▶ _Exercise requirements_:
Lines below that include "known" are the answer; copy each one.

▶ _Supplied information_:
+++

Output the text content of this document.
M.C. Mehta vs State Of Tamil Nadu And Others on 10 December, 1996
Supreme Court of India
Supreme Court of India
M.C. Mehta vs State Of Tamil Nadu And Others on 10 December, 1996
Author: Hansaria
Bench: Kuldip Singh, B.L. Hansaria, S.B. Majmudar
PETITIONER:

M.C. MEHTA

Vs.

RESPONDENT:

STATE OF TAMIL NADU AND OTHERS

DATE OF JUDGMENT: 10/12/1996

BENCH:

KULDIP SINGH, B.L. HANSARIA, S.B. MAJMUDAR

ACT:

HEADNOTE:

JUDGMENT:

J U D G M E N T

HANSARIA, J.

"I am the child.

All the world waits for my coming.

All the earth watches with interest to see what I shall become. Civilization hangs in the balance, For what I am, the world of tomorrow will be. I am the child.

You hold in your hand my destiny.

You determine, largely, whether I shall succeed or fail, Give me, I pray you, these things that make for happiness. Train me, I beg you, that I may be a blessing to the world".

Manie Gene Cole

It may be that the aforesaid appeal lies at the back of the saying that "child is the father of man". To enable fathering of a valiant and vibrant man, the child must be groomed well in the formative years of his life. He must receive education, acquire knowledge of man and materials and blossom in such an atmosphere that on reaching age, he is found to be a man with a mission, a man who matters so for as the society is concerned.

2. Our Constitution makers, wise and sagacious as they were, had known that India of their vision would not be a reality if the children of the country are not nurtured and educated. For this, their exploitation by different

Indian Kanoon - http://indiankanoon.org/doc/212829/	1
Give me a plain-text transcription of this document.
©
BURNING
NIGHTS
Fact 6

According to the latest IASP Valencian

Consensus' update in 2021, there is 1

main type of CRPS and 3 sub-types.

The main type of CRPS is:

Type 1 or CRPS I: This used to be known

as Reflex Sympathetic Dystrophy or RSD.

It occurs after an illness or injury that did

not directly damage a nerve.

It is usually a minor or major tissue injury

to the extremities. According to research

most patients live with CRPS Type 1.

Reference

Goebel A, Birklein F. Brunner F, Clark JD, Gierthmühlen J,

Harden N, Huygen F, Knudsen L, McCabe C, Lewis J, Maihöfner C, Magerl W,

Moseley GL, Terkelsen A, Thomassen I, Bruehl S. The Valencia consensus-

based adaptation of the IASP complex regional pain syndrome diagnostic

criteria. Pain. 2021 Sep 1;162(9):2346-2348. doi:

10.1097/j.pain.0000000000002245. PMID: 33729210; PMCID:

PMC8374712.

+++

▶ _Worked solution_:
2. Our Constitution makers, wise and sagacious as they were, had known that India of their vision would not be a reality if the children of the country are not nurtured and educated. For this, their exploitation by different
Type 1 or CRPS I: This used to be known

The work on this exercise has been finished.